Oliver Schneider: “Il y a déjà [par rapport au contenu du rapport de la Cour des Comptes] pas mal d’idées qui sont prises en compte et quelques bonnes nouvelles idées qui pourront nous aider dans le futur.”Or, la conception et la généralisation de la méthode SCM light [Standard Cost Model] permet à présent de mesurer le gain attendu des projets (avant et après). Relire, ici aussi, l’article que nous y avions consacré .
C’est bien là une réponse de fond, structurelle, au constat de la Cour quand elle dit qu’on ne sait pas mesurer l’impact de la simplification.
Qui plus est, il y a eu, depuis, une évaluation intermédiaire du plan. Nous avions déjà, de notre côté, posé un certain nombre de constats qui ont mené à une réadaptation du plan en 2013 (voir les articles que nous y avions consacré en juin 2013 mais aussi dès novembre 2012).
La logique qui sous-tend le nouveau plan – qui se centre sur beaucoup moins de projets et quelques gros projets structurants comme la BCED [Banque Carrefour des Echanges de Données] ou le cadastre du non-marchand – me semble renforcée suite au rapport de la Cour.”
Nombre de constats qui étaient posés dans le rapport de la Cour des Comptes ont été “entendus” – ou avaient déjà été anticipés et avaient mené à certaines prises de décision pour accélérer le mouvement – même s’il a fallu, pour ce faire, se concentrer sur moins de projets.
“La création d’eWBS, comme service commun et interne à l’administration, répond aussi à l’attente formulée de mieux impliquer et soutenir les administrations et de démultiplier les efforts”, poursuit Oliver Schneider.
“Les chiffres parlent”
Oliver Schneider poursuit en rappelant quelques chiffres: “Grâce au modèle d’évaluation SCM light, nous avons pu mesurer l’impact de la BCED fin 2013:
- 245 projets dont 46 terminés
- 32 millions d’euros de gains annuels sur ces projets, dont 13 millions déjà effectifs
- coût de la BCED: 2,5 millions d’euros. On rentabilise donc bien l’investissement dès la création.
Nous avons également chiffré les 44 projets du plan, tel que revu en 2013. Résultat: 64 millions d’euros annuels de gain potentiel.”
Oliver Schneider (eWBS): “La politique suivie en 2013 nous a permis d’obtenir un e-gov award d’Agoria [pour la BCED]. J’imagine donc que, eux aussi, estiment qu’on a évolué dans le bon sens!”

★ ★ ★ ★

▶ Tâches demandées:
1 - Recopiez le passage du texte sur la simplification administrative compris entre «Qui plus est, il» et «dès novembre 2012).» inclus, en remplaçant «évaluation intermédiaire» par «évaluation à mi-parcours».
2 - Rédigez la suite du texte sur la simplification administrative en partant de sa dernière phrase.
Les entrées qui viennent ensuite forment un matériau à part, distinct du texte sur la simplification administrative.

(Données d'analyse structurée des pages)

★ ★ ★ ★

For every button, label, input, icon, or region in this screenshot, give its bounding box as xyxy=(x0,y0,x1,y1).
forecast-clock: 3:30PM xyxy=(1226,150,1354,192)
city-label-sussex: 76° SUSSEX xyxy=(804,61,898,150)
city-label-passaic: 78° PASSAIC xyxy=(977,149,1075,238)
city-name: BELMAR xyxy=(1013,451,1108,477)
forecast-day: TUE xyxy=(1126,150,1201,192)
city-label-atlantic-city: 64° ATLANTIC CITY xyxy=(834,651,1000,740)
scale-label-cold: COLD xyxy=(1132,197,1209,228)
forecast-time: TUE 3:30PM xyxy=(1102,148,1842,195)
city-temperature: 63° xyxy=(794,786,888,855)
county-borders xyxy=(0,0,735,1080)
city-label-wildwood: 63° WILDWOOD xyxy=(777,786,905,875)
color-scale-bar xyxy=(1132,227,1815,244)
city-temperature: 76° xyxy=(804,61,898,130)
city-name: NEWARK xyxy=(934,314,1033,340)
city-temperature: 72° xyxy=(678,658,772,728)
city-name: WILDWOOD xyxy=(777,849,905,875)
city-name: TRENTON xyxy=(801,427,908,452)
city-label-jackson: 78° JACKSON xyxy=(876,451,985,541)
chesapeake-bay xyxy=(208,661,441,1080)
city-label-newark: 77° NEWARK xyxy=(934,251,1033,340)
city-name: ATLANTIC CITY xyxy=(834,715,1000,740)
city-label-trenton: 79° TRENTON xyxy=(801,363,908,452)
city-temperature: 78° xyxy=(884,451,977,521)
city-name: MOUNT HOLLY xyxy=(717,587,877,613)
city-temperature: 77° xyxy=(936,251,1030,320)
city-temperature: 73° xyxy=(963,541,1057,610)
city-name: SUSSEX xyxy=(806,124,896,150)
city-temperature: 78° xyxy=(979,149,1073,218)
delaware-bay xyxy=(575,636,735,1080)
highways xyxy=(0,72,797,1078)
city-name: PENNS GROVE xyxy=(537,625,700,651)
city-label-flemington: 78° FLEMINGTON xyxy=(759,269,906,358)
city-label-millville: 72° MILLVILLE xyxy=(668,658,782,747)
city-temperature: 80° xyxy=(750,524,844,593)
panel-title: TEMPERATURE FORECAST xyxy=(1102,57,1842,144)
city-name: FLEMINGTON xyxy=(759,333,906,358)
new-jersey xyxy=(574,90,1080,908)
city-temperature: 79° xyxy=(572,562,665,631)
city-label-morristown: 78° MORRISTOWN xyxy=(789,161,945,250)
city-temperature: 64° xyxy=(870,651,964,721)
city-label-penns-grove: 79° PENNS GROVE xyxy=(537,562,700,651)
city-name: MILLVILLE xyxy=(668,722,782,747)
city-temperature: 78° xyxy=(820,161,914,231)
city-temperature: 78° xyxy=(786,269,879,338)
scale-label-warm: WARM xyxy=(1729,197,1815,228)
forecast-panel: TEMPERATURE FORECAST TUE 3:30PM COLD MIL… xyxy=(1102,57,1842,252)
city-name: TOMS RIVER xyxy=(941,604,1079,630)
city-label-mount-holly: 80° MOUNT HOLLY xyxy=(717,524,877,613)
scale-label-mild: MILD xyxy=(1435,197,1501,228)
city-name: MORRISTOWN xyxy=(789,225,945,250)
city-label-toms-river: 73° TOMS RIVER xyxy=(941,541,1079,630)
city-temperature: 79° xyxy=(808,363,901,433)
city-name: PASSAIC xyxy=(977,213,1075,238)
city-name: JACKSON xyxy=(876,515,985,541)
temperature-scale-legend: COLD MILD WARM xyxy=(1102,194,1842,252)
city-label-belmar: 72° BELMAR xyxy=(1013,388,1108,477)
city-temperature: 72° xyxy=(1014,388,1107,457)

★ ★ ★ ★

▶ Liste des réponses:
1 -
Qui plus est, il y a eu, depuis, une évaluation à mi-parcours du plan. Nous avions déjà, de notre côté, posé un certain nombre de constats qui ont mené à une réadaptation du plan en 2013 (voir les articles que nous y avions consacré en juin 2013 mais aussi dès novembre 2012).

2 -
Passant au volet Simplification administrative pour les entreprises, Oliver Schneider évoque d’autres éléments:
- “le Bureau du Plan cible son étude sur les entreprises. Une de nos belles réussites en 2013 fut par exemple les bourses d’études en ligne (150.000 demandes par an) où la BCED a permis de ne plus devoir fournir l’avertissement-extrait de rôle et la composition de ménage. Le constat posé dépendra donc aussi du secteur (entreprise, non-marchand, citoyens)
- l’ABC des démarches, ce sont 950 démarches décrites sur base de 48 événements déclencheurs. Ce sont 158 formulaires dématérialisés qui constituent plus de 90% des visites sur le portail wallonie.be. Il est vrai que ces chiffres ne constituent pas une mesure de l’impact global de la simplification mais ils sont néanmoins une indication du travail réalisé par EasiWal avant nous
- enfin, derrière eWBS, il y a à présent 24 direction générales, 20 OIP et un réseau de correspondants en simplification qui est très actif depuis début 2014. Il y a là une dynamique transversale nouvelle dont je me réjouis et qui aura certainement un impact sur le niveau des gains de simplif’. A suivre.”
Plus ce serait mieux mais…
Que conclure en regardant les deux parties s’échanger chiffres et points de vue: que l’effort de simplification administrative – en ce compris à destination des entreprises – est encore loin d’être terminé. Les témoignages venant du terrain – et du quotidien des entreprises – sont là pour le rappeler.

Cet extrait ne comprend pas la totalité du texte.